#### GIVEN PROBLEM:
Write out every line of the material as it stands, apart from the pictures.

#### Data entries:
---
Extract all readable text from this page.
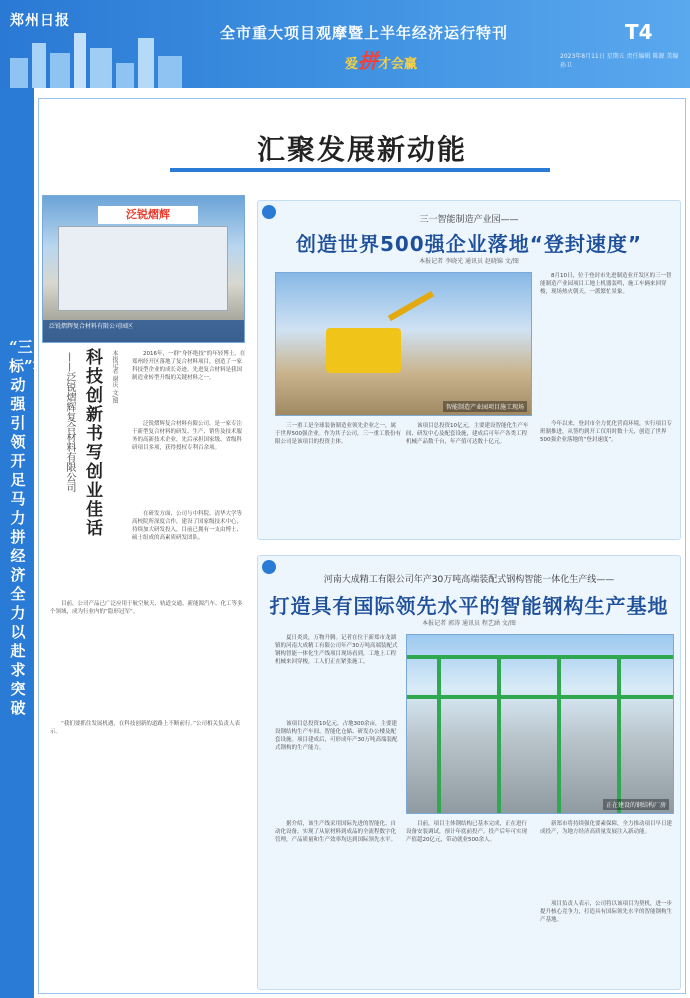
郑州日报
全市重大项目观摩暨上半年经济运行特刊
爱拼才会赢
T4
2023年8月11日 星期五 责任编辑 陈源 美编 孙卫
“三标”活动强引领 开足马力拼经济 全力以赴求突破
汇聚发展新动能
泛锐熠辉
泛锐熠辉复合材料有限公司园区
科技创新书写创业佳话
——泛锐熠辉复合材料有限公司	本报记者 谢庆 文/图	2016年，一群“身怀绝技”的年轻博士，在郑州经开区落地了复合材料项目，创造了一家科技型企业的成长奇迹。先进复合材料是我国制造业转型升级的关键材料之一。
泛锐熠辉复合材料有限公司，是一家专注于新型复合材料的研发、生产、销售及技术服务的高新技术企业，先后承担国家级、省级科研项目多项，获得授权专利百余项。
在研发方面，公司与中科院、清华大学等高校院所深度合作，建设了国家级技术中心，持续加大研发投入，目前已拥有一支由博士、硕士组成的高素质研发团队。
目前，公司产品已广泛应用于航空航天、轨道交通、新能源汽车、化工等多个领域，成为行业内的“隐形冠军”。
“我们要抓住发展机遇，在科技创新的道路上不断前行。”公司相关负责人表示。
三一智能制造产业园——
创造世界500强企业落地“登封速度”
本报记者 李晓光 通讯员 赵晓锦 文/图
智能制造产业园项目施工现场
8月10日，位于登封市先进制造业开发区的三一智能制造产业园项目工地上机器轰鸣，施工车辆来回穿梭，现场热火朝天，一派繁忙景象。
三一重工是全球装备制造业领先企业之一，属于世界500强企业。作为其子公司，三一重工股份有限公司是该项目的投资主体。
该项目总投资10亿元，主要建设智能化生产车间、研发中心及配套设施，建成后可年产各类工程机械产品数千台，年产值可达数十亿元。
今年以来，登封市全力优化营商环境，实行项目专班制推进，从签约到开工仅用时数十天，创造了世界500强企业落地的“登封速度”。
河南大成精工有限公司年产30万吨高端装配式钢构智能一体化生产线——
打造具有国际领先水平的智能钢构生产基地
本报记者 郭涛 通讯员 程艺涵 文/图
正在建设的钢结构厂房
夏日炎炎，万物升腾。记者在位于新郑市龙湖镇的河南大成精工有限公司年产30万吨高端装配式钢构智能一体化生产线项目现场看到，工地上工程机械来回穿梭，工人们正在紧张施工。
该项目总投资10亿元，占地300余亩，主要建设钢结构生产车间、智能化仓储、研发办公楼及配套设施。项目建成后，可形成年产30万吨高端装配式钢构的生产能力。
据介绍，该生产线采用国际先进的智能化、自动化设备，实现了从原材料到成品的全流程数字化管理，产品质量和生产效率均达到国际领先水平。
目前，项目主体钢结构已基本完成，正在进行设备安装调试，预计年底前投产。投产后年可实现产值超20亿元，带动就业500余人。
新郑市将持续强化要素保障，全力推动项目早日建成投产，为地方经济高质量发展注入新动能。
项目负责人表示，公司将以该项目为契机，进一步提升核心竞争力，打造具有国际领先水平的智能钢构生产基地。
---
#### EXERCISE OUTPUT:
Extract all readable text from this page.
郑州日报
全市重大项目观摩暨上半年经济运行特刊
爱拼才会赢
T4
2023年8月11日 星期五 责任编辑 陈源 美编 孙卫
“三标”活动强引领 开足马力拼经济 全力以赴求突破
汇聚发展新动能
泛锐熠辉
泛锐熠辉复合材料有限公司园区
科技创新书写创业佳话
——泛锐熠辉复合材料有限公司	本报记者 谢庆 文/图	2016年，一群“身怀绝技”的年轻博士，在郑州经开区落地了复合材料项目，创造了一家科技型企业的成长奇迹。先进复合材料是我国制造业转型升级的关键材料之一。
泛锐熠辉复合材料有限公司，是一家专注于新型复合材料的研发、生产、销售及技术服务的高新技术企业，先后承担国家级、省级科研项目多项，获得授权专利百余项。
在研发方面，公司与中科院、清华大学等高校院所深度合作，建设了国家级技术中心，持续加大研发投入，目前已拥有一支由博士、硕士组成的高素质研发团队。
目前，公司产品已广泛应用于航空航天、轨道交通、新能源汽车、化工等多个领域，成为行业内的“隐形冠军”。
“我们要抓住发展机遇，在科技创新的道路上不断前行。”公司相关负责人表示。
三一智能制造产业园——
创造世界500强企业落地“登封速度”
本报记者 李晓光 通讯员 赵晓锦 文/图
智能制造产业园项目施工现场
8月10日，位于登封市先进制造业开发区的三一智能制造产业园项目工地上机器轰鸣，施工车辆来回穿梭，现场热火朝天，一派繁忙景象。
三一重工是全球装备制造业领先企业之一，属于世界500强企业。作为其子公司，三一重工股份有限公司是该项目的投资主体。
该项目总投资10亿元，主要建设智能化生产车间、研发中心及配套设施，建成后可年产各类工程机械产品数千台，年产值可达数十亿元。
今年以来，登封市全力优化营商环境，实行项目专班制推进，从签约到开工仅用时数十天，创造了世界500强企业落地的“登封速度”。
河南大成精工有限公司年产30万吨高端装配式钢构智能一体化生产线——
打造具有国际领先水平的智能钢构生产基地
本报记者 郭涛 通讯员 程艺涵 文/图
正在建设的钢结构厂房
夏日炎炎，万物升腾。记者在位于新郑市龙湖镇的河南大成精工有限公司年产30万吨高端装配式钢构智能一体化生产线项目现场看到，工地上工程机械来回穿梭，工人们正在紧张施工。
该项目总投资10亿元，占地300余亩，主要建设钢结构生产车间、智能化仓储、研发办公楼及配套设施。项目建成后，可形成年产30万吨高端装配式钢构的生产能力。
据介绍，该生产线采用国际先进的智能化、自动化设备，实现了从原材料到成品的全流程数字化管理，产品质量和生产效率均达到国际领先水平。
目前，项目主体钢结构已基本完成，正在进行设备安装调试，预计年底前投产。投产后年可实现产值超20亿元，带动就业500余人。
新郑市将持续强化要素保障，全力推动项目早日建成投产，为地方经济高质量发展注入新动能。
项目负责人表示，公司将以该项目为契机，进一步提升核心竞争力，打造具有国际领先水平的智能钢构生产基地。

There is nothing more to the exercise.